• **TASK REQUIREMENTS**
Determine the number of lines in these entries that hold the word "values". Give the number and nothing more.

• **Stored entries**
* * * * * * * * *
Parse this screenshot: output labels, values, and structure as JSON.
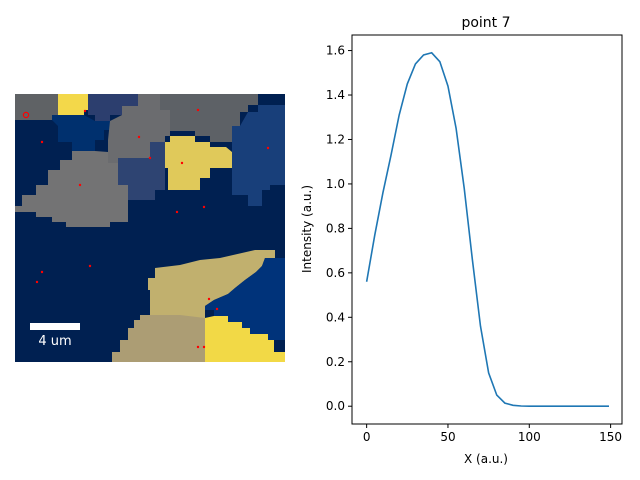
{
  "chart_data": [
    {
      "type": "heatmap",
      "content": "grain map",
      "colormap": "cividis",
      "scale_bar": {
        "label": "4 um"
      },
      "grid": false,
      "points": [
        [
          26,
          115
        ],
        [
          85,
          111
        ],
        [
          198,
          110
        ],
        [
          139,
          137
        ],
        [
          42,
          142
        ],
        [
          268,
          148
        ],
        [
          150,
          158
        ],
        [
          182,
          163
        ],
        [
          80,
          185
        ],
        [
          204,
          207
        ],
        [
          177,
          212
        ],
        [
          90,
          266
        ],
        [
          42,
          272
        ],
        [
          37,
          282
        ],
        [
          209,
          299
        ],
        [
          217,
          309
        ],
        [
          198,
          347
        ],
        [
          204,
          347
        ]
      ],
      "selected_point_index": 0
    },
    {
      "type": "line",
      "title": "point 7",
      "xlabel": "X (a.u.)",
      "ylabel": "Intensity (a.u.)",
      "xlim": [
        -9,
        157
      ],
      "ylim": [
        -0.08,
        1.67
      ],
      "xticks": [
        0,
        50,
        100,
        150
      ],
      "yticks": [
        0.0,
        0.2,
        0.4,
        0.6,
        0.8,
        1.0,
        1.2,
        1.4,
        1.6
      ],
      "grid": false,
      "line_color": "#1f77b4",
      "series": [
        {
          "x": [
            0,
            5,
            10,
            15,
            20,
            25,
            30,
            35,
            40,
            45,
            50,
            55,
            60,
            65,
            70,
            75,
            80,
            85,
            90,
            95,
            100,
            105,
            110,
            115,
            120,
            125,
            130,
            135,
            140,
            145,
            149
          ],
          "values": [
            0.56,
            0.77,
            0.96,
            1.13,
            1.31,
            1.45,
            1.54,
            1.58,
            1.59,
            1.55,
            1.44,
            1.25,
            0.98,
            0.66,
            0.36,
            0.15,
            0.05,
            0.014,
            0.004,
            0.001,
            0.0,
            0.0,
            0.0,
            0.0,
            0.0,
            0.0,
            0.0,
            0.0,
            0.0,
            0.0,
            0.0
          ]
        }
      ]
    }
  ]
}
* * * * * * * * *
• **EXERCISE RESULT**
2